> The problem:
Find each line containing the string "name" and return it.

** start of Records to use **

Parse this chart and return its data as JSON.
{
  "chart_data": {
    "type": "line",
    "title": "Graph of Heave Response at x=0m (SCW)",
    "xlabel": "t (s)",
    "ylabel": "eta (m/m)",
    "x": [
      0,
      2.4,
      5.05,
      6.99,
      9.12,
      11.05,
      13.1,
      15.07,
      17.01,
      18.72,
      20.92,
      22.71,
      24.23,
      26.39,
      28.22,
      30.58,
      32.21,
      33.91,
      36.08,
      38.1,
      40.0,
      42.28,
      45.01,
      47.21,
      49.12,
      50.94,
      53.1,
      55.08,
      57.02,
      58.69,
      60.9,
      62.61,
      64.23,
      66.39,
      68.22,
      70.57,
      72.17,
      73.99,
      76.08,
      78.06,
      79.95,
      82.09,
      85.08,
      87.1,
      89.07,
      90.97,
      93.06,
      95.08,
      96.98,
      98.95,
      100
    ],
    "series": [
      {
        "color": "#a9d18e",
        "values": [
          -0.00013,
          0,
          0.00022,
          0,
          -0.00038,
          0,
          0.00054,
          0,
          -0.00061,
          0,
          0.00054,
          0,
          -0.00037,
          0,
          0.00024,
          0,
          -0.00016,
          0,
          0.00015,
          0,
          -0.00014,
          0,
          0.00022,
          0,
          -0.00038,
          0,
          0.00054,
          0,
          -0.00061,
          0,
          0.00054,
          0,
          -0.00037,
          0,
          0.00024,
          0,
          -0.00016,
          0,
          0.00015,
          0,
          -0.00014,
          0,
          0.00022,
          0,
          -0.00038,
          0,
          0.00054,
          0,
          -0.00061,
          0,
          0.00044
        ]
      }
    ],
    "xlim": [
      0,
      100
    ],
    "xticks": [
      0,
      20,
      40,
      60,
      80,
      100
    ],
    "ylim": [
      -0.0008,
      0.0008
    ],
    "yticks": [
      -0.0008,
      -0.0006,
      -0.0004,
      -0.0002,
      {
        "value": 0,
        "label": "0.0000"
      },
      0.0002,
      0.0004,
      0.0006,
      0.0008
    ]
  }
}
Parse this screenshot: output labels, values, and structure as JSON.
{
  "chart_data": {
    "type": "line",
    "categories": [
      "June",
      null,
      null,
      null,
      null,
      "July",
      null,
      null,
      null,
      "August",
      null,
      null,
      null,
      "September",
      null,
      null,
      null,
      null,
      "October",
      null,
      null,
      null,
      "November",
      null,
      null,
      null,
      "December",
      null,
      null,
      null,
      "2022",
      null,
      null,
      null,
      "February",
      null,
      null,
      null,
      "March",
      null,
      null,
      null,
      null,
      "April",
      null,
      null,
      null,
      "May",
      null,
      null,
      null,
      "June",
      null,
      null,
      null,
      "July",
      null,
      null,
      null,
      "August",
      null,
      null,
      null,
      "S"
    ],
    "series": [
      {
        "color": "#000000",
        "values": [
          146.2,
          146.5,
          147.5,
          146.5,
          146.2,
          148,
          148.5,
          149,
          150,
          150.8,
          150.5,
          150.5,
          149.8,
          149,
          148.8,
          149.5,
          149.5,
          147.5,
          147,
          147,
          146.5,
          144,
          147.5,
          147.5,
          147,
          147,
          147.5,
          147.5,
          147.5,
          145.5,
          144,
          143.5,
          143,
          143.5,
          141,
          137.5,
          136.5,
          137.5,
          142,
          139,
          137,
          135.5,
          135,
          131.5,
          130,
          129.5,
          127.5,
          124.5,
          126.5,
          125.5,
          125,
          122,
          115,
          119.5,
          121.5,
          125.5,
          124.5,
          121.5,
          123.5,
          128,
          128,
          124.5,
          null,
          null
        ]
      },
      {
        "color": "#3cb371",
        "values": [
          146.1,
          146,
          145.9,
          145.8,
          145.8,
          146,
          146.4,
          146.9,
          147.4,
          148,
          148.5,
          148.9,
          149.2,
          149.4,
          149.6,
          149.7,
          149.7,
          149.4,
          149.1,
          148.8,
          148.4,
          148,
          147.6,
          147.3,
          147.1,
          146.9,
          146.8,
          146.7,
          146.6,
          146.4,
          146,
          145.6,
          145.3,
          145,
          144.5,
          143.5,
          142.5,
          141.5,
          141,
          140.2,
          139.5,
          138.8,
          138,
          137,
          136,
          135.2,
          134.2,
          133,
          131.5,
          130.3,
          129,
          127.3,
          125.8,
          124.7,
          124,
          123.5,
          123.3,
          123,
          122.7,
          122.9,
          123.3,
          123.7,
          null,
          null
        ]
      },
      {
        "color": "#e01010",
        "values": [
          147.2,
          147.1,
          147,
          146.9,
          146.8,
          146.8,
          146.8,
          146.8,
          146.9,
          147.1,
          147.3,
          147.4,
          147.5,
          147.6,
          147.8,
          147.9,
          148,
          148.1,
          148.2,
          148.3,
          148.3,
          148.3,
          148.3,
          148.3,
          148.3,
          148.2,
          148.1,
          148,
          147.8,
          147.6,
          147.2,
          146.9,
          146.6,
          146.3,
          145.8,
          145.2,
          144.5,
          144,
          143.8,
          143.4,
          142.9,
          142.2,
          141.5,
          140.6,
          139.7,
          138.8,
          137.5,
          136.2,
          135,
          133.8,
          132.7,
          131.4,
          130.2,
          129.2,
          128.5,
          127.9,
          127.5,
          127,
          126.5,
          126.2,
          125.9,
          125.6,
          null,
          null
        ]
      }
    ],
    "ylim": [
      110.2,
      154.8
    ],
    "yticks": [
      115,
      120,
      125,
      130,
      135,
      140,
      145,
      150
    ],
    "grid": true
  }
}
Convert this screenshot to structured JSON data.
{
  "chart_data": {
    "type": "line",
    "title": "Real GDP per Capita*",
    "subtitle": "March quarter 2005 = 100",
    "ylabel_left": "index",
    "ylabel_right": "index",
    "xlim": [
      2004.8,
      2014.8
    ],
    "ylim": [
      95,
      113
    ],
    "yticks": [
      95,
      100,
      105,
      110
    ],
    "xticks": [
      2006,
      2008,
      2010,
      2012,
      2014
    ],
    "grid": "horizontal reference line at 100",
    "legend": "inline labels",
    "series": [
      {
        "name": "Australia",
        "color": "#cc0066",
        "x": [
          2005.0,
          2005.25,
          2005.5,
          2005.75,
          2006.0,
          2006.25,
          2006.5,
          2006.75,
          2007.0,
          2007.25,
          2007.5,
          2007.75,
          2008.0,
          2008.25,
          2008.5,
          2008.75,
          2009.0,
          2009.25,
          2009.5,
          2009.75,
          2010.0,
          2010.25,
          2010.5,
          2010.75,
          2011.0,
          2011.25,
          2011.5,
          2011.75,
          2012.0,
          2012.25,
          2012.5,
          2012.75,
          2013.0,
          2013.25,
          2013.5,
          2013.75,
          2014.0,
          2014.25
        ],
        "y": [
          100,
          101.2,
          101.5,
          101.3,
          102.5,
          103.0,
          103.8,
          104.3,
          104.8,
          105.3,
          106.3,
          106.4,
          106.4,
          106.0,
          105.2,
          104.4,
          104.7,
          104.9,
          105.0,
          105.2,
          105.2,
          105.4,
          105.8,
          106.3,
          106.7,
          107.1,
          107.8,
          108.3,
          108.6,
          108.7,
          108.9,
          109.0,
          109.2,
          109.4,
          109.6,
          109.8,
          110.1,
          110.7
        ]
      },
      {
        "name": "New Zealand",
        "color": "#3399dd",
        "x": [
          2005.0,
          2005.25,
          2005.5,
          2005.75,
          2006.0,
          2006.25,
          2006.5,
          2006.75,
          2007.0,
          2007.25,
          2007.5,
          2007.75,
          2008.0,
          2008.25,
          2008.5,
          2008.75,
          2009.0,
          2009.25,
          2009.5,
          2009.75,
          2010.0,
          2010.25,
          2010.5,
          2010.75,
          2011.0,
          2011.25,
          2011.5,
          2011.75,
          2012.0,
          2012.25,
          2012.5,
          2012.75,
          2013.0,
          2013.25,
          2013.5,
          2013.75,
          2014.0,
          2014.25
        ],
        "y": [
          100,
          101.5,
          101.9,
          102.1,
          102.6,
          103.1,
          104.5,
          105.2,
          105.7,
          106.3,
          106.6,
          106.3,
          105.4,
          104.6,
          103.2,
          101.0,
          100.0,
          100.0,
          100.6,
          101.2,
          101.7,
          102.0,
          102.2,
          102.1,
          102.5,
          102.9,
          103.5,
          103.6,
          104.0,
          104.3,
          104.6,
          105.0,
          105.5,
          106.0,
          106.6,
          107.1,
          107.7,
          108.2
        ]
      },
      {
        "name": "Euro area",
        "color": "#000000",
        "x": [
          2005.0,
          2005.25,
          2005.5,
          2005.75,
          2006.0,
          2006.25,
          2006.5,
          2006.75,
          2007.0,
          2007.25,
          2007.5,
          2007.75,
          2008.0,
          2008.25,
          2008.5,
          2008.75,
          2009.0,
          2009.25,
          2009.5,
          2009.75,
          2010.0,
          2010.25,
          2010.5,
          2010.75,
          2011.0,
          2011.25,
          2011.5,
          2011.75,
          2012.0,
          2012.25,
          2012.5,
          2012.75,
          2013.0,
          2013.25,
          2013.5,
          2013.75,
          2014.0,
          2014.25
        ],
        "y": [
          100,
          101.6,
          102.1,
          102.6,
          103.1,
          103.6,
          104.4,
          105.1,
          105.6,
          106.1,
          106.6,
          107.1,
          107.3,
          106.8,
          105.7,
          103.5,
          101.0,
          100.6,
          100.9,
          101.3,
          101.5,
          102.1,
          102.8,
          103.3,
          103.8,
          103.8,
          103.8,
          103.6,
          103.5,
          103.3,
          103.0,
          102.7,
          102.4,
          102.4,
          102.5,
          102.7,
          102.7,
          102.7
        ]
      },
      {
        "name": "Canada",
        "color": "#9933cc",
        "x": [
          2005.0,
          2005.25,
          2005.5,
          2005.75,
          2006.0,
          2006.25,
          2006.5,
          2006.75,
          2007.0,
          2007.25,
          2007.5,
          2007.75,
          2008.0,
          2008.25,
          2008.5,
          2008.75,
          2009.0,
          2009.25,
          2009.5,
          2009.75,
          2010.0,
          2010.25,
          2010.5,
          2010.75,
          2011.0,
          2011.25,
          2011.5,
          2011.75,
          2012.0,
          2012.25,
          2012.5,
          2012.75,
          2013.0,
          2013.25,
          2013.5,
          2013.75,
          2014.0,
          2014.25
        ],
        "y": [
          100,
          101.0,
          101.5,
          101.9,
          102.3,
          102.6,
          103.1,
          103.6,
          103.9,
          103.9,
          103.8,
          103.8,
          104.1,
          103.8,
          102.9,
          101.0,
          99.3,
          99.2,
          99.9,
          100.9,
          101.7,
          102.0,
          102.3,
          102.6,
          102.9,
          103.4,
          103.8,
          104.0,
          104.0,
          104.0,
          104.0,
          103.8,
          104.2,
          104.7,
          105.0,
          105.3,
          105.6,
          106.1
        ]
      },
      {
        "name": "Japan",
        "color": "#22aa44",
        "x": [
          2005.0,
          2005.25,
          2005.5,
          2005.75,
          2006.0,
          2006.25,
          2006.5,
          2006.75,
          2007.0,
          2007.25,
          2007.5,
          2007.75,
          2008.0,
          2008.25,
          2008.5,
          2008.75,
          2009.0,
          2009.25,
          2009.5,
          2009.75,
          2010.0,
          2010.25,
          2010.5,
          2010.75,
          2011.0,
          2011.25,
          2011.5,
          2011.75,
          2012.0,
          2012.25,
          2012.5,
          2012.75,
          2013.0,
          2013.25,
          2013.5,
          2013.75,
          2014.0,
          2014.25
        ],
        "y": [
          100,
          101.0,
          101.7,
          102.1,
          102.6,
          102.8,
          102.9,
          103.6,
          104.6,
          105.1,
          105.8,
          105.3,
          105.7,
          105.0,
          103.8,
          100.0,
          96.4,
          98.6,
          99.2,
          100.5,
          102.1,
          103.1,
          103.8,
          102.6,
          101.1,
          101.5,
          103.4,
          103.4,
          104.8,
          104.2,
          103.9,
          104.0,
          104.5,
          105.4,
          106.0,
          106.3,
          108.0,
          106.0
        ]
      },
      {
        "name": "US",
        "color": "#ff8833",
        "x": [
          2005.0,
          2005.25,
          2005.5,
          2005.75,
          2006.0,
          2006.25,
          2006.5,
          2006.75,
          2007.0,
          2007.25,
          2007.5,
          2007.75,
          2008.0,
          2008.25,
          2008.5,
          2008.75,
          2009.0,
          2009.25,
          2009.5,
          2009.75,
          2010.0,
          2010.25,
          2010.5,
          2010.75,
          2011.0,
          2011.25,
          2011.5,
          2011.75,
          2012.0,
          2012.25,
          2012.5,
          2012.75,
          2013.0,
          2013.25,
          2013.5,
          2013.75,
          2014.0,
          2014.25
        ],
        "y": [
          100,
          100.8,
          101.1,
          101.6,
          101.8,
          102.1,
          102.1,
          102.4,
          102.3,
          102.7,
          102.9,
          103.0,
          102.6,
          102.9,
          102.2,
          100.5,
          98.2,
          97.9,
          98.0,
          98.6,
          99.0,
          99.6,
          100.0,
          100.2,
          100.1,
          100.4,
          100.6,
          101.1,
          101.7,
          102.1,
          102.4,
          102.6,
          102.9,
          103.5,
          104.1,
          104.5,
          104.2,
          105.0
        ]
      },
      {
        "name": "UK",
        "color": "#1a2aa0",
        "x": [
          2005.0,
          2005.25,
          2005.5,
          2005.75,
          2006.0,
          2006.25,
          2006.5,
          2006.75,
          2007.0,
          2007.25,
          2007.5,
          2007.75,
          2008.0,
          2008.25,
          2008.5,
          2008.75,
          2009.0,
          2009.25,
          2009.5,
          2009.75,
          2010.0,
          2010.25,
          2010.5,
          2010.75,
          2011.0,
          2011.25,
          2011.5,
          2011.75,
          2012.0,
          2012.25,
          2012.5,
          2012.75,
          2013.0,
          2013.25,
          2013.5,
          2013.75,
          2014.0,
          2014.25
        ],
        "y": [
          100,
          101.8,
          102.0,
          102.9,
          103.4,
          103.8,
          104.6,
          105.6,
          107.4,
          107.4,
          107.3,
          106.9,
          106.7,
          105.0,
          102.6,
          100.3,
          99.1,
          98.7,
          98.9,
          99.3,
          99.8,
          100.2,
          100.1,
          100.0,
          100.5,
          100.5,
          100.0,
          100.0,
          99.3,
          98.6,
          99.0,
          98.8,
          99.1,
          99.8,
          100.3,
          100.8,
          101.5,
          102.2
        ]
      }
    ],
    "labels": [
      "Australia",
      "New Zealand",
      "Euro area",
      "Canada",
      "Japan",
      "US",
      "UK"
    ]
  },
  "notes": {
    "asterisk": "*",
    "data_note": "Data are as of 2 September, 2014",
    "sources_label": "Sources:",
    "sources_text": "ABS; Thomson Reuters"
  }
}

** end of Records to use **

> Answer to the task:
        "name": "Australia",
        "name": "New Zealand",
        "name": "Euro area",
        "name": "Canada",
        "name": "Japan",
        "name": "US",
        "name": "UK",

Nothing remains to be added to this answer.